§ Dataset records
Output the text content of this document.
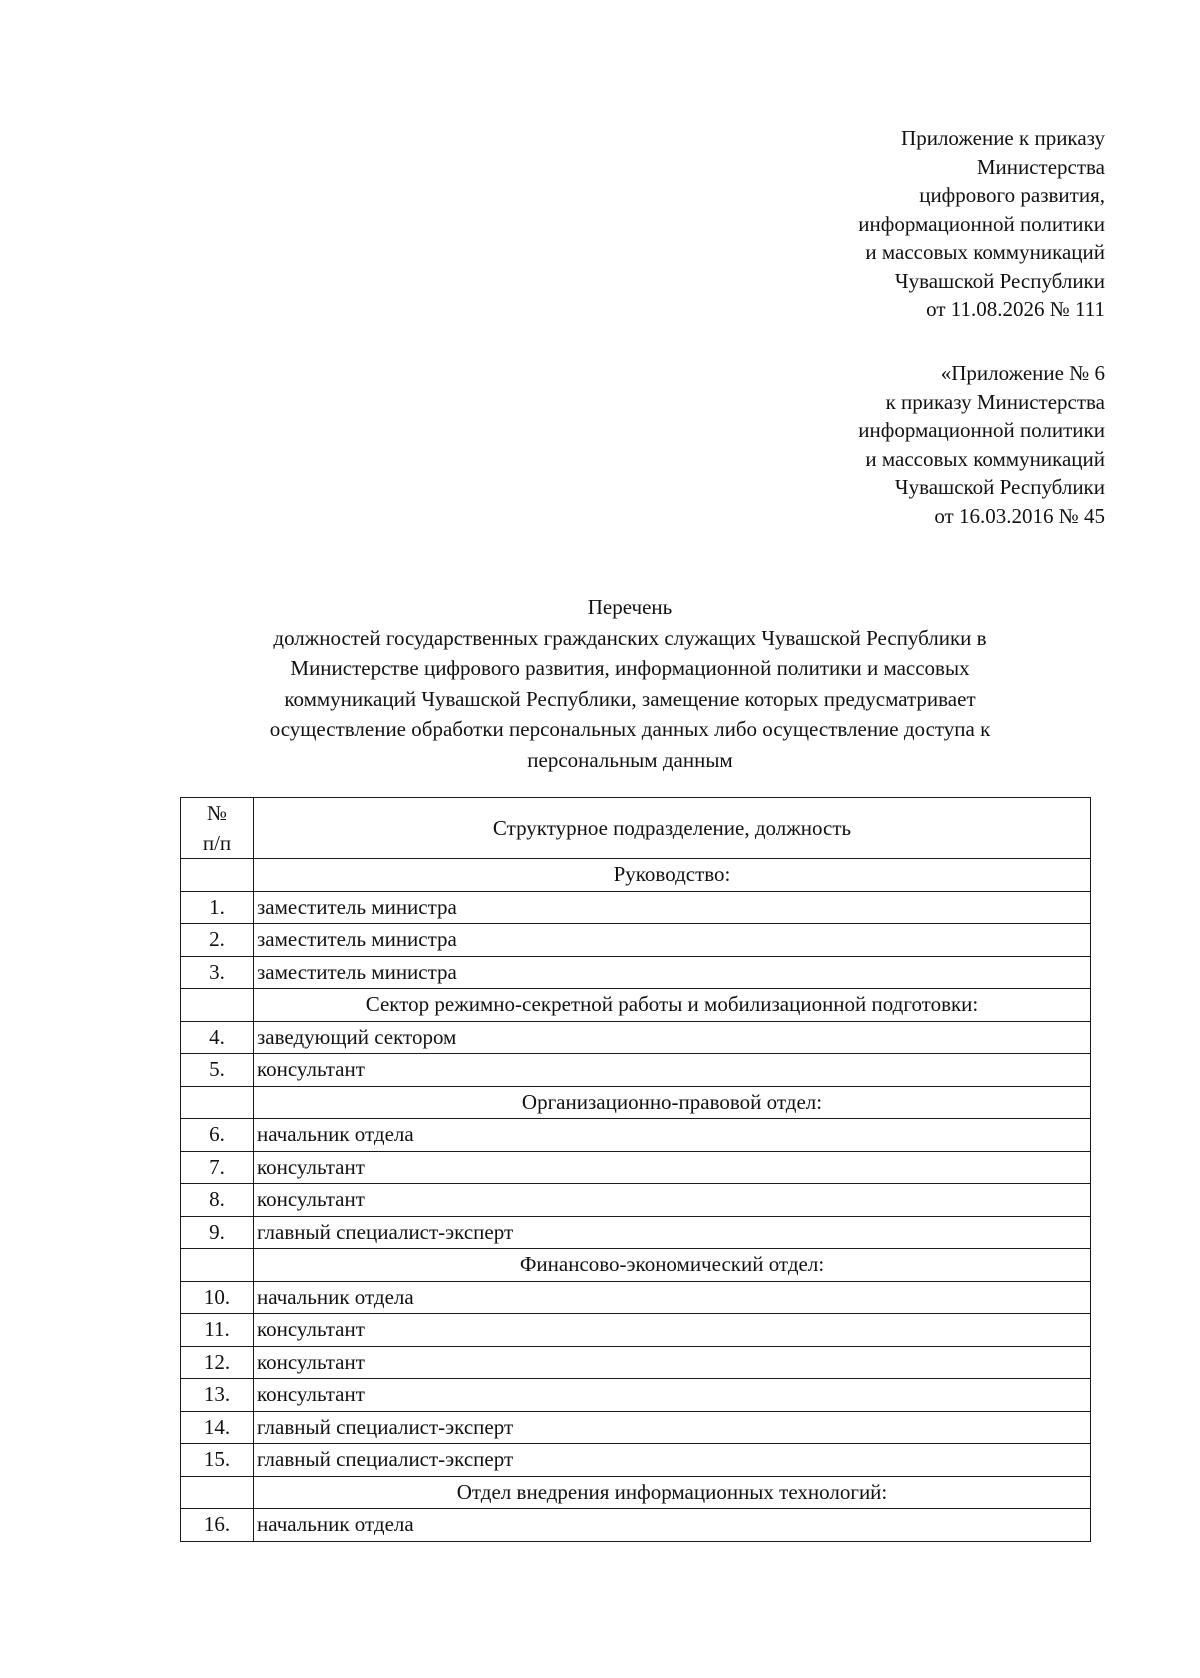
Приложение к приказу
Министерства
цифрового развития,
информационной политики
и массовых коммуникаций
Чувашской Республики
от 11.08.2026 № 111
«Приложение № 6
к приказу Министерства
информационной политики
и массовых коммуникаций
Чувашской Республики
от 16.03.2016 № 45
Перечень
должностей государственных гражданских служащих Чувашской Республики в
Министерстве цифрового развития, информационной политики и массовых
коммуникаций Чувашской Республики, замещение которых предусматривает
осуществление обработки персональных данных либо осуществление доступа к
персональным данным
№
п/п	Структурное подразделение, должность
	Руководство:
1.	заместитель министра
2.	заместитель министра
3.	заместитель министра
	Сектор режимно-секретной работы и мобилизационной подготовки:
4.	заведующий сектором
5.	консультант
	Организационно-правовой отдел:
6.	начальник отдела
7.	консультант
8.	консультант
9.	главный специалист-эксперт
	Финансово-экономический отдел:
10.	начальник отдела
11.	консультант
12.	консультант
13.	консультант
14.	главный специалист-эксперт
15.	главный специалист-эксперт
	Отдел внедрения информационных технологий:
16.	начальник отдела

§ Exercise requirements
Your task is to set down the records shown above exactly, minus any pictures.

§ Expected output
Output the text content of this document.
Приложение к приказу
Министерства
цифрового развития,
информационной политики
и массовых коммуникаций
Чувашской Республики
от 11.08.2026 № 111
«Приложение № 6
к приказу Министерства
информационной политики
и массовых коммуникаций
Чувашской Республики
от 16.03.2016 № 45
Перечень
должностей государственных гражданских служащих Чувашской Республики в
Министерстве цифрового развития, информационной политики и массовых
коммуникаций Чувашской Республики, замещение которых предусматривает
осуществление обработки персональных данных либо осуществление доступа к
персональным данным
№
п/п	Структурное подразделение, должность
	Руководство:
1.	заместитель министра
2.	заместитель министра
3.	заместитель министра
	Сектор режимно-секретной работы и мобилизационной подготовки:
4.	заведующий сектором
5.	консультант
	Организационно-правовой отдел:
6.	начальник отдела
7.	консультант
8.	консультант
9.	главный специалист-эксперт
	Финансово-экономический отдел:
10.	начальник отдела
11.	консультант
12.	консультант
13.	консультант
14.	главный специалист-эксперт
15.	главный специалист-эксперт
	Отдел внедрения информационных технологий:
16.	начальник отдела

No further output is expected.